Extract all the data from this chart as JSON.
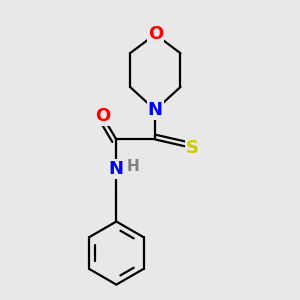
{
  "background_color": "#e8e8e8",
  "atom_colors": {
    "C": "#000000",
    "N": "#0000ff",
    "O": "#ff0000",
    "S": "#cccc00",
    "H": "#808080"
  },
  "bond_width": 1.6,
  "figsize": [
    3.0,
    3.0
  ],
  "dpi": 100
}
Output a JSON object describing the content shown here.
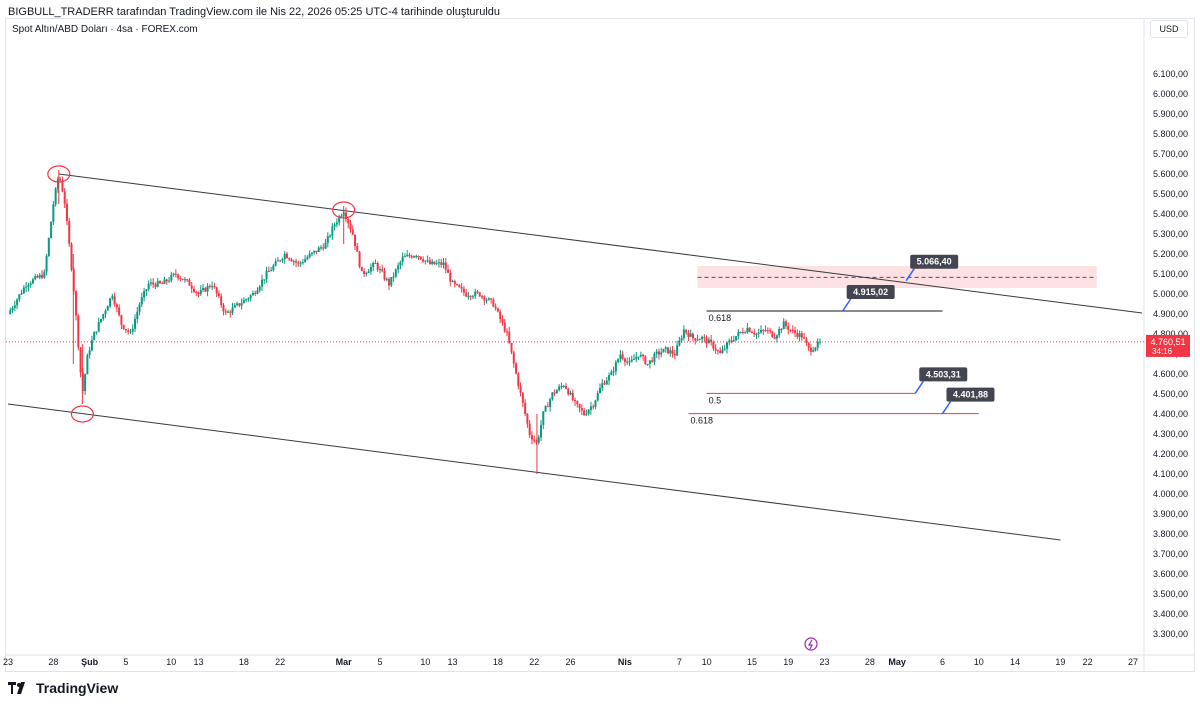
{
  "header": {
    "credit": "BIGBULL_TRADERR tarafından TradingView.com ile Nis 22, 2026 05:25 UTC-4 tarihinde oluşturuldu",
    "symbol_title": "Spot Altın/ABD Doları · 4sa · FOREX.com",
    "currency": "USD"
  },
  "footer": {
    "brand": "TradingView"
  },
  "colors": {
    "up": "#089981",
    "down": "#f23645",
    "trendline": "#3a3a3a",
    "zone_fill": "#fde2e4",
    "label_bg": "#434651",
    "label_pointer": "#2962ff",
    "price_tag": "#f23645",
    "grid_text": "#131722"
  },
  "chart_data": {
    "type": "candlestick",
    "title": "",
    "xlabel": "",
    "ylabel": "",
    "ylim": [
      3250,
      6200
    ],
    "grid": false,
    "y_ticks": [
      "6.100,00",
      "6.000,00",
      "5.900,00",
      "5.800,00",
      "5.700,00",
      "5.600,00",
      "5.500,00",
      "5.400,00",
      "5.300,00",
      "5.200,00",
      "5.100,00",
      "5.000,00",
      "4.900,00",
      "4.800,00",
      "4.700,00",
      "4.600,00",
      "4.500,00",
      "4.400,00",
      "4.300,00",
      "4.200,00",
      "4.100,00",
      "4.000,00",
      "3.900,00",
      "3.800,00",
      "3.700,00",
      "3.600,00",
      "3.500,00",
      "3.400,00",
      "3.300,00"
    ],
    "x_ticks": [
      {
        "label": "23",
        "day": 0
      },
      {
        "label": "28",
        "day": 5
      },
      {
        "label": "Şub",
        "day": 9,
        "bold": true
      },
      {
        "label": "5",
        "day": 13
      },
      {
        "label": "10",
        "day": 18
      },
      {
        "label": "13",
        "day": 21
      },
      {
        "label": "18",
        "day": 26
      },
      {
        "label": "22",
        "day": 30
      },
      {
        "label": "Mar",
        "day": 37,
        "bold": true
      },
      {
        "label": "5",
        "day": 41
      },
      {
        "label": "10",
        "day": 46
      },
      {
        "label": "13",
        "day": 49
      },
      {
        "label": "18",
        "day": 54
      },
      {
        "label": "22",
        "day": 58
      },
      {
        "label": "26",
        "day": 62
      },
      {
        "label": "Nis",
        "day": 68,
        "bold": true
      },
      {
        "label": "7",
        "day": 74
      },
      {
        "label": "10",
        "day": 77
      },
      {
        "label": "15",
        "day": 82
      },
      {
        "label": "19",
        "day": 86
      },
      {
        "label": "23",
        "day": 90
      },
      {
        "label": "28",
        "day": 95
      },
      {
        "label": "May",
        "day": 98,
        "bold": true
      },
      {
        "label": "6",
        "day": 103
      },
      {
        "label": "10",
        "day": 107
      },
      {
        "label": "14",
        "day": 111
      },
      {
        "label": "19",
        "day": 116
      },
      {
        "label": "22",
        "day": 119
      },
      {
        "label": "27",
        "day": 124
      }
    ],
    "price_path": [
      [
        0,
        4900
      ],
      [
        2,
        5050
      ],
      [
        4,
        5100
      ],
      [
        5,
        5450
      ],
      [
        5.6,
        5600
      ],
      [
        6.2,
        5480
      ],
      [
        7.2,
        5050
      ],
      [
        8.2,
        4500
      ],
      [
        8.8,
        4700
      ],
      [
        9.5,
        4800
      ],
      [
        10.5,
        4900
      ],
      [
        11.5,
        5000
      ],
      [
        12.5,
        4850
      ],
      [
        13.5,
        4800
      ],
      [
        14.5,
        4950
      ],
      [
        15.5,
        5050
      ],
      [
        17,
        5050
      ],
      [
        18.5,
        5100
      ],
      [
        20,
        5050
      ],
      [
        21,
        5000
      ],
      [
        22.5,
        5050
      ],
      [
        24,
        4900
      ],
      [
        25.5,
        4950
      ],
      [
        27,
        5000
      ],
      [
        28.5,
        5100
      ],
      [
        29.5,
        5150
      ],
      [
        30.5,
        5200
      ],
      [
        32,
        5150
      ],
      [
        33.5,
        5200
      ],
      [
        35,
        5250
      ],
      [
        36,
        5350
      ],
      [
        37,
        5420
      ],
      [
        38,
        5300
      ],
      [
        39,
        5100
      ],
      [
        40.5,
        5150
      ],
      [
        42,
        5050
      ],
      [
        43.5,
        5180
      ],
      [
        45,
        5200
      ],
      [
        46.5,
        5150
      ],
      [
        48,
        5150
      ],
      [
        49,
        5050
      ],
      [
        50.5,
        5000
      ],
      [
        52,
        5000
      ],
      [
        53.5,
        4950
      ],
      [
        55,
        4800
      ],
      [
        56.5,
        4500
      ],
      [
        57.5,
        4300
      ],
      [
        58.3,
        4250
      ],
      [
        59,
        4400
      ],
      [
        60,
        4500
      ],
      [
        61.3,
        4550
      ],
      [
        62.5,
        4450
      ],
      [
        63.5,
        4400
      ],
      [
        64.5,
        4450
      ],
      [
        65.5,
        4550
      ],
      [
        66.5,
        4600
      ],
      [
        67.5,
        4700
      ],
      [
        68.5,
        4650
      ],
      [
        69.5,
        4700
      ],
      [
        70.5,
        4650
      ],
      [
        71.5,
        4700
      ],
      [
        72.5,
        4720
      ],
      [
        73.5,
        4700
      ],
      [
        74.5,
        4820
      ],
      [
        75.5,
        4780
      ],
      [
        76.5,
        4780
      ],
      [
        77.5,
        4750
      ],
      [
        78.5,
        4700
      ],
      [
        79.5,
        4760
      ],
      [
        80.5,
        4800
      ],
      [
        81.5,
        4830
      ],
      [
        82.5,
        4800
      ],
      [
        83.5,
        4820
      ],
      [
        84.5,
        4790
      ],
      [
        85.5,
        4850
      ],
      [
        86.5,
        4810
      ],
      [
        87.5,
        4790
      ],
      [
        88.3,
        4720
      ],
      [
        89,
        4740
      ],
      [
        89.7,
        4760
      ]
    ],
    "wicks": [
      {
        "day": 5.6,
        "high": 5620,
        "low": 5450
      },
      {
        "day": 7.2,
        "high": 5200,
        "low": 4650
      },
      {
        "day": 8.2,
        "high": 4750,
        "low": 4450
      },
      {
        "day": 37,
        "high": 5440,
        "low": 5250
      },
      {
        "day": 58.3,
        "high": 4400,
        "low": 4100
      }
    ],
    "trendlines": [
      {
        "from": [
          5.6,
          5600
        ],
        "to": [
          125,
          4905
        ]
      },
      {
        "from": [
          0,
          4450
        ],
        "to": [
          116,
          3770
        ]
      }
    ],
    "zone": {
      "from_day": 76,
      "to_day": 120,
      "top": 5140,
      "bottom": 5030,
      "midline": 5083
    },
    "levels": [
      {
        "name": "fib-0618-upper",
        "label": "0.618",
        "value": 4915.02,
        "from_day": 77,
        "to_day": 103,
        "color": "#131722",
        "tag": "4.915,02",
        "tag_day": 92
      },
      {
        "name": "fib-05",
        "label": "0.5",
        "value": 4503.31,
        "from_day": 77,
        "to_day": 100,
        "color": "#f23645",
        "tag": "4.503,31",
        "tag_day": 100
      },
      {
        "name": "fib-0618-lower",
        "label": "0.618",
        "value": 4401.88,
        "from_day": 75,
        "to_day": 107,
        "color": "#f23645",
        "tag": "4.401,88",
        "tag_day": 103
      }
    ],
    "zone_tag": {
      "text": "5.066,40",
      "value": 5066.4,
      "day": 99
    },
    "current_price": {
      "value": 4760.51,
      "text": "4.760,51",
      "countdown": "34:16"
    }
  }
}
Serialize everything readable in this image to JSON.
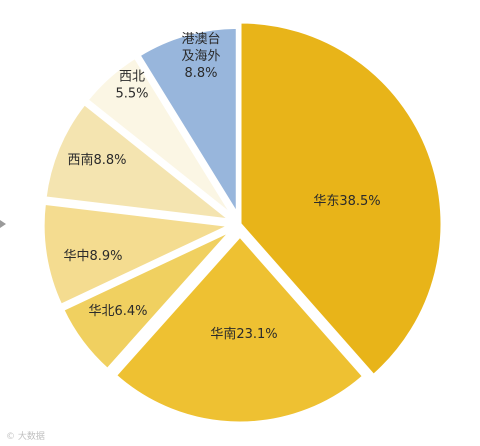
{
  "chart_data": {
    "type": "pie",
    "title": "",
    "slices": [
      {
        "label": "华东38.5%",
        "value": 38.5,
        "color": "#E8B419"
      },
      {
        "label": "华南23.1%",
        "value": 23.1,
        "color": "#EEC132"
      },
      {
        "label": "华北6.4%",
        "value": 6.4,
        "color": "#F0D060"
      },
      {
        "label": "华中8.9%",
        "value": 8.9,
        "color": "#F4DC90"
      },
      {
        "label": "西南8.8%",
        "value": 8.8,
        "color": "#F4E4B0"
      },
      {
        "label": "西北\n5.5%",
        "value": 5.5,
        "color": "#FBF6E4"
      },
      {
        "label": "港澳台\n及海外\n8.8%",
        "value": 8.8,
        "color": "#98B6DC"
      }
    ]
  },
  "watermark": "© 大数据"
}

# # # #

Prompt. Copy the lines from the entries above in which the word "TradingView" appears.

Written answer.
    "credit": "BIGBULL_TRADERR tarafından TradingView.com ile Nis 22, 2026 05:25 UTC-4 tarihinde oluşturuldu",
    "brand": "TradingView"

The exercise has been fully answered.